**** Provided records

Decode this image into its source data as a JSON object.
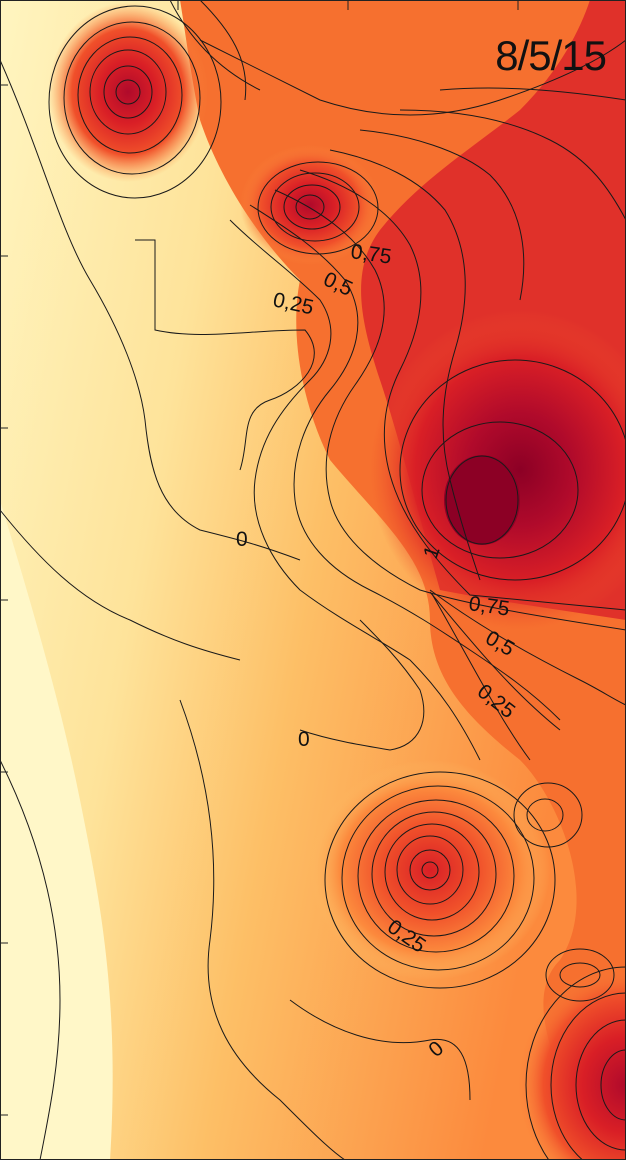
{
  "date_label": "8/5/15",
  "chart_data": {
    "type": "contour",
    "title": "8/5/15",
    "contour_levels": [
      0,
      0.25,
      0.5,
      0.75,
      1
    ],
    "contour_labels": [
      {
        "text": "0,75",
        "value": 0.75
      },
      {
        "text": "0,5",
        "value": 0.5
      },
      {
        "text": "0,25",
        "value": 0.25
      },
      {
        "text": "0",
        "value": 0
      },
      {
        "text": "1",
        "value": 1
      },
      {
        "text": "0,75",
        "value": 0.75
      },
      {
        "text": "0,5",
        "value": 0.5
      },
      {
        "text": "0,25",
        "value": 0.25
      },
      {
        "text": "0",
        "value": 0
      },
      {
        "text": "0,25",
        "value": 0.25
      },
      {
        "text": "0",
        "value": 0
      }
    ],
    "colormap": [
      "#fff5c0",
      "#fee39a",
      "#fdbf66",
      "#fc8a3d",
      "#f0502a",
      "#d91f26",
      "#b00a2b",
      "#8c0025"
    ],
    "axis_ticks_visible": true,
    "tick_labels_visible": false
  }
}
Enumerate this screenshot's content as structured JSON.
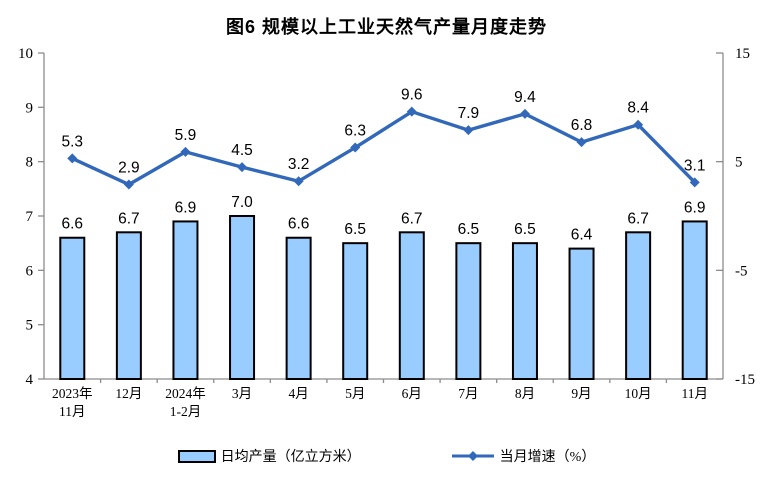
{
  "chart_data": {
    "type": "bar+line",
    "title": "图6 规模以上工业天然气产量月度走势",
    "categories": [
      [
        "2023年",
        "11月"
      ],
      [
        "12月"
      ],
      [
        "2024年",
        "1-2月"
      ],
      [
        "3月"
      ],
      [
        "4月"
      ],
      [
        "5月"
      ],
      [
        "6月"
      ],
      [
        "7月"
      ],
      [
        "8月"
      ],
      [
        "9月"
      ],
      [
        "10月"
      ],
      [
        "11月"
      ]
    ],
    "series": [
      {
        "name": "日均产量（亿立方米）",
        "type": "bar",
        "axis": "left",
        "values": [
          6.6,
          6.7,
          6.9,
          7.0,
          6.6,
          6.5,
          6.7,
          6.5,
          6.5,
          6.4,
          6.7,
          6.9
        ]
      },
      {
        "name": "当月增速（%）",
        "type": "line",
        "axis": "right",
        "values": [
          5.3,
          2.9,
          5.9,
          4.5,
          3.2,
          6.3,
          9.6,
          7.9,
          9.4,
          6.8,
          8.4,
          3.1
        ]
      }
    ],
    "left_axis": {
      "min": 4,
      "max": 10,
      "ticks": [
        10,
        9,
        8,
        7,
        6,
        5,
        4
      ]
    },
    "right_axis": {
      "min": -15,
      "max": 15,
      "ticks": [
        15,
        5,
        -5,
        -15
      ]
    },
    "legend": [
      "日均产量（亿立方米）",
      "当月增速（%）"
    ],
    "grid": "off",
    "legend_position": "bottom",
    "colors": {
      "bar_fill": "#99CCFF",
      "bar_stroke": "#000000",
      "line": "#3268BA",
      "axis": "#8C8C8C",
      "text": "#000000"
    }
  }
}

********

**Exercise**
Count all lines of the data that include "type". The answer is the number alone.

**Reply**
4